[Spatial layout entries]
• • • •

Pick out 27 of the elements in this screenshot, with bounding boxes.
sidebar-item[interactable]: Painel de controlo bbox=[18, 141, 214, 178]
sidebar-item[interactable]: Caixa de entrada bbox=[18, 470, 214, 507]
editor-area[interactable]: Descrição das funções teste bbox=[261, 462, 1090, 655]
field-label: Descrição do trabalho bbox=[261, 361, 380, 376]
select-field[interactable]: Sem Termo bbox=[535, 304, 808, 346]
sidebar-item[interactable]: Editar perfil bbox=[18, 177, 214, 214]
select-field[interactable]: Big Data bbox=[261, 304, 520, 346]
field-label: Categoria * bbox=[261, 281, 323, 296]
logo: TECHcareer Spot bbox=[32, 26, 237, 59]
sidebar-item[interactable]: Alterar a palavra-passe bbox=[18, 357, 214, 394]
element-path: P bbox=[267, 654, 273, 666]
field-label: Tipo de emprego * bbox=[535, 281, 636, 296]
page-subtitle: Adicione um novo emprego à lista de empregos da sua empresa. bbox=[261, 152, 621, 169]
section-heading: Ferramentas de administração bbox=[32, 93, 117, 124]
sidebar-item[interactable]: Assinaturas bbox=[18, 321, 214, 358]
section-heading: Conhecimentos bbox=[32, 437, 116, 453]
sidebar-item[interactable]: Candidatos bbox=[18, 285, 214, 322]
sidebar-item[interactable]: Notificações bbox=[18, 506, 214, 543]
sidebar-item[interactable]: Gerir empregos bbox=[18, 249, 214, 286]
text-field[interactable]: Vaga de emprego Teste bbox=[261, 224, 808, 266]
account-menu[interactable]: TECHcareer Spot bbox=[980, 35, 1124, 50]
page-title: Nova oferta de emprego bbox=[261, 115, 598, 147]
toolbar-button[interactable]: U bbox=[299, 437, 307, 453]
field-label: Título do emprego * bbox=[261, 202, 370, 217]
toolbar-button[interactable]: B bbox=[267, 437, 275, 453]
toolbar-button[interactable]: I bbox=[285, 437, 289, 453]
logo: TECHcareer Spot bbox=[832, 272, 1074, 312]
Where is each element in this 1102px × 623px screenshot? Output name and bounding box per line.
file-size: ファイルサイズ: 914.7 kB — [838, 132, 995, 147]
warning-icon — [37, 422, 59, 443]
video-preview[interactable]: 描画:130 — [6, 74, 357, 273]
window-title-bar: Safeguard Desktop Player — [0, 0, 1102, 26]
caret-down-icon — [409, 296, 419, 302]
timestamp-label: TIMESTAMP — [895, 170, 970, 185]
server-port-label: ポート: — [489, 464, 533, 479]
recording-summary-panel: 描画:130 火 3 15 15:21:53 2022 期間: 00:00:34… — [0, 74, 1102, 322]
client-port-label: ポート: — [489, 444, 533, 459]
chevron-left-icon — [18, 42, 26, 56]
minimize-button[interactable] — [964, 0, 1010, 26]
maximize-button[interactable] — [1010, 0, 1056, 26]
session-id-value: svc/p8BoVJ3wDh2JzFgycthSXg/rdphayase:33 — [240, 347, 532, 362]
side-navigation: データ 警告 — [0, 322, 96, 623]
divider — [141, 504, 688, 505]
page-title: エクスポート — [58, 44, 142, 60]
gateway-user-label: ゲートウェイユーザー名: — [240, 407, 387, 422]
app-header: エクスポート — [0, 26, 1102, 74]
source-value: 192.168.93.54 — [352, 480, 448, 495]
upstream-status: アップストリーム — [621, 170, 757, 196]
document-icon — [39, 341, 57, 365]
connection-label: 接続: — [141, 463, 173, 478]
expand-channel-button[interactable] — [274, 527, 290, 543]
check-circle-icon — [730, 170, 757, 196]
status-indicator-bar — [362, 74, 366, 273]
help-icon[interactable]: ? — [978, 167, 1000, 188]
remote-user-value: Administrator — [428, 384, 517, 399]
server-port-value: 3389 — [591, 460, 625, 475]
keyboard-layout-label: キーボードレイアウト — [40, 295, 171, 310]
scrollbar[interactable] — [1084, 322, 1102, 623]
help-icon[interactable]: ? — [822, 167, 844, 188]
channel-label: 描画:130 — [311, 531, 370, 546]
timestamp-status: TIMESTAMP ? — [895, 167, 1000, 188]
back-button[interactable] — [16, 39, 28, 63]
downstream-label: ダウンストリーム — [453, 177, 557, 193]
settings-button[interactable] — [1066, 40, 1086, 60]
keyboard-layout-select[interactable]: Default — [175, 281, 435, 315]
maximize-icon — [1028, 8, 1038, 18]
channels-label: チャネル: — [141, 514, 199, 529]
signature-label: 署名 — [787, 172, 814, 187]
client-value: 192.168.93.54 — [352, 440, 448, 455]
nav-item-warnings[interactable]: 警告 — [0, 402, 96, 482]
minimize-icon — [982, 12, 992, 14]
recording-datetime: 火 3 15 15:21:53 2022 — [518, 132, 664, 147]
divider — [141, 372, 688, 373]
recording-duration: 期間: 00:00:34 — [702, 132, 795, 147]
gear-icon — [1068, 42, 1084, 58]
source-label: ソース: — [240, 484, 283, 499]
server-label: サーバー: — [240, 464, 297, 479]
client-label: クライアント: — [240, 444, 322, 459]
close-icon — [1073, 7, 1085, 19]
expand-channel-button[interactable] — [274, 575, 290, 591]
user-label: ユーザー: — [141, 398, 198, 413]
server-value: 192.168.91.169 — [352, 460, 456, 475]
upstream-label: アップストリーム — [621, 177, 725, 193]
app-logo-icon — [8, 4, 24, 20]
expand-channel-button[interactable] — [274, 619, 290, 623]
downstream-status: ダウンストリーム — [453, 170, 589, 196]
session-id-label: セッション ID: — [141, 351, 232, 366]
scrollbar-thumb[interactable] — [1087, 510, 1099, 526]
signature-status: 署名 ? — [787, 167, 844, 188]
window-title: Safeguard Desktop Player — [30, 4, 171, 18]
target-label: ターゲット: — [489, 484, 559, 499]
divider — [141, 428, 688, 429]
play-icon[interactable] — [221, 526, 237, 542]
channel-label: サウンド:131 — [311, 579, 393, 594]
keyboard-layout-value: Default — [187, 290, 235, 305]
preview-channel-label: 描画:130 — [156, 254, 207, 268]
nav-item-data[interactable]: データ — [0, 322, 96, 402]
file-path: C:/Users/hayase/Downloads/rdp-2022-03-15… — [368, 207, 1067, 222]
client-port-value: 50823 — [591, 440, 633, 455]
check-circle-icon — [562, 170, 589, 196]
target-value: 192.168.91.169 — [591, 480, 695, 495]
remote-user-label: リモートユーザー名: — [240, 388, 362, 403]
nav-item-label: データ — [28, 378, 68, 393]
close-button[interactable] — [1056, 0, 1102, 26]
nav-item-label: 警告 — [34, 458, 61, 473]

• • • •

WHAT YOU WILL DO
Can you lay out every line of these records as a numbered list, skipping any blank lines?

EXERCISE RESULT
1. Pick out 27 of the elements in this screenshot, with bounding boxes.
2. sidebar-item[interactable]: Painel de controlo bbox=[18, 141, 214, 178]
3. sidebar-item[interactable]: Caixa de entrada bbox=[18, 470, 214, 507]
4. editor-area[interactable]: Descrição das funções teste bbox=[261, 462, 1090, 655]
5. field-label: Descrição do trabalho bbox=[261, 361, 380, 376]
6. select-field[interactable]: Sem Termo bbox=[535, 304, 808, 346]
7. sidebar-item[interactable]: Editar perfil bbox=[18, 177, 214, 214]
8. select-field[interactable]: Big Data bbox=[261, 304, 520, 346]
9. field-label: Categoria * bbox=[261, 281, 323, 296]
10. logo: TECHcareer Spot bbox=[32, 26, 237, 59]
11. sidebar-item[interactable]: Alterar a palavra-passe bbox=[18, 357, 214, 394]
12. element-path: P bbox=[267, 654, 273, 666]
13. field-label: Tipo de emprego * bbox=[535, 281, 636, 296]
14. page-subtitle: Adicione um novo emprego à lista de empregos da sua empresa. bbox=[261, 152, 621, 169]
15. section-heading: Ferramentas de administração bbox=[32, 93, 117, 124]
16. sidebar-item[interactable]: Assinaturas bbox=[18, 321, 214, 358]
17. section-heading: Conhecimentos bbox=[32, 437, 116, 453]
18. sidebar-item[interactable]: Candidatos bbox=[18, 285, 214, 322]
19. sidebar-item[interactable]: Notificações bbox=[18, 506, 214, 543]
20. sidebar-item[interactable]: Gerir empregos bbox=[18, 249, 214, 286]
21. text-field[interactable]: Vaga de emprego Teste bbox=[261, 224, 808, 266]
22. account-menu[interactable]: TECHcareer Spot bbox=[980, 35, 1124, 50]
23. page-title: Nova oferta de emprego bbox=[261, 115, 598, 147]
24. toolbar-button[interactable]: U bbox=[299, 437, 307, 453]
25. field-label: Título do emprego * bbox=[261, 202, 370, 217]
26. toolbar-button[interactable]: B bbox=[267, 437, 275, 453]
27. toolbar-button[interactable]: I bbox=[285, 437, 289, 453]
28. logo: TECHcareer Spot bbox=[832, 272, 1074, 312]
29. Where is each element in this 1102px × 623px screenshot? Output name and bounding box per line.
30. file-size: ファイルサイズ: 914.7 kB — [838, 132, 995, 147]
31. warning-icon — [37, 422, 59, 443]
32. video-preview[interactable]: 描画:130 — [6, 74, 357, 273]
33. window-title-bar: Safeguard Desktop Player — [0, 0, 1102, 26]
34. caret-down-icon — [409, 296, 419, 302]
35. timestamp-label: TIMESTAMP — [895, 170, 970, 185]
36. server-port-label: ポート: — [489, 464, 533, 479]
37. recording-summary-panel: 描画:130 火 3 15 15:21:53 2022 期間: 00:00:34… — [0, 74, 1102, 322]
38. client-port-label: ポート: — [489, 444, 533, 459]
39. chevron-left-icon — [18, 42, 26, 56]
40. minimize-button[interactable] — [964, 0, 1010, 26]
41. maximize-button[interactable] — [1010, 0, 1056, 26]
42. session-id-value: svc/p8BoVJ3wDh2JzFgycthSXg/rdphayase:33 — [240, 347, 532, 362]
43. side-navigation: データ 警告 — [0, 322, 96, 623]
44. divider — [141, 504, 688, 505]
45. page-title: エクスポート — [58, 44, 142, 60]
46. gateway-user-label: ゲートウェイユーザー名: — [240, 407, 387, 422]
47. app-header: エクスポート — [0, 26, 1102, 74]
48. source-value: 192.168.93.54 — [352, 480, 448, 495]
49. upstream-status: アップストリーム — [621, 170, 757, 196]
50. document-icon — [39, 341, 57, 365]
51. connection-label: 接続: — [141, 463, 173, 478]
52. expand-channel-button[interactable] — [274, 527, 290, 543]
53. check-circle-icon — [730, 170, 757, 196]
54. status-indicator-bar — [362, 74, 366, 273]
55. help-icon[interactable]: ? — [978, 167, 1000, 188]
56. remote-user-value: Administrator — [428, 384, 517, 399]
57. server-port-value: 3389 — [591, 460, 625, 475]
58. keyboard-layout-label: キーボードレイアウト — [40, 295, 171, 310]
59. scrollbar[interactable] — [1084, 322, 1102, 623]
60. help-icon[interactable]: ? — [822, 167, 844, 188]
61. channel-label: 描画:130 — [311, 531, 370, 546]
62. timestamp-status: TIMESTAMP ? — [895, 167, 1000, 188]
63. back-button[interactable] — [16, 39, 28, 63]
64. downstream-label: ダウンストリーム — [453, 177, 557, 193]
65. settings-button[interactable] — [1066, 40, 1086, 60]
66. keyboard-layout-select[interactable]: Default — [175, 281, 435, 315]
67. maximize-icon — [1028, 8, 1038, 18]
68. channels-label: チャネル: — [141, 514, 199, 529]
69. signature-label: 署名 — [787, 172, 814, 187]
70. client-value: 192.168.93.54 — [352, 440, 448, 455]
71. nav-item-warnings[interactable]: 警告 — [0, 402, 96, 482]
72. minimize-icon — [982, 12, 992, 14]
73. recording-datetime: 火 3 15 15:21:53 2022 — [518, 132, 664, 147]
74. divider — [141, 372, 688, 373]
75. recording-duration: 期間: 00:00:34 — [702, 132, 795, 147]
76. gear-icon — [1068, 42, 1084, 58]
77. source-label: ソース: — [240, 484, 283, 499]
78. server-label: サーバー: — [240, 464, 297, 479]
79. client-label: クライアント: — [240, 444, 322, 459]
80. close-icon — [1073, 7, 1085, 19]
81. expand-channel-button[interactable] — [274, 575, 290, 591]
82. user-label: ユーザー: — [141, 398, 198, 413]
83. server-value: 192.168.91.169 — [352, 460, 456, 475]
84. upstream-label: アップストリーム — [621, 177, 725, 193]
85. app-logo-icon — [8, 4, 24, 20]
86. expand-channel-button[interactable] — [274, 619, 290, 623]
87. downstream-status: ダウンストリーム — [453, 170, 589, 196]
88. session-id-label: セッション ID: — [141, 351, 232, 366]
89. scrollbar-thumb[interactable] — [1087, 510, 1099, 526]
90. signature-status: 署名 ? — [787, 167, 844, 188]
91. window-title: Safeguard Desktop Player — [30, 4, 171, 18]
92. target-label: ターゲット: — [489, 484, 559, 499]
93. divider — [141, 428, 688, 429]
94. play-icon[interactable] — [221, 526, 237, 542]
95. channel-label: サウンド:131 — [311, 579, 393, 594]
96. keyboard-layout-value: Default — [187, 290, 235, 305]
97. preview-channel-label: 描画:130 — [156, 254, 207, 268]
98. nav-item-data[interactable]: データ — [0, 322, 96, 402]
99. file-path: C:/Users/hayase/Downloads/rdp-2022-03-15… — [368, 207, 1067, 222]
100. client-port-value: 50823 — [591, 440, 633, 455]
101. check-circle-icon — [562, 170, 589, 196]
102. target-value: 192.168.91.169 — [591, 480, 695, 495]
103. remote-user-label: リモートユーザー名: — [240, 388, 362, 403]
104. nav-item-label: データ — [28, 378, 68, 393]
105. close-button[interactable] — [1056, 0, 1102, 26]
106. nav-item-label: 警告 — [34, 458, 61, 473]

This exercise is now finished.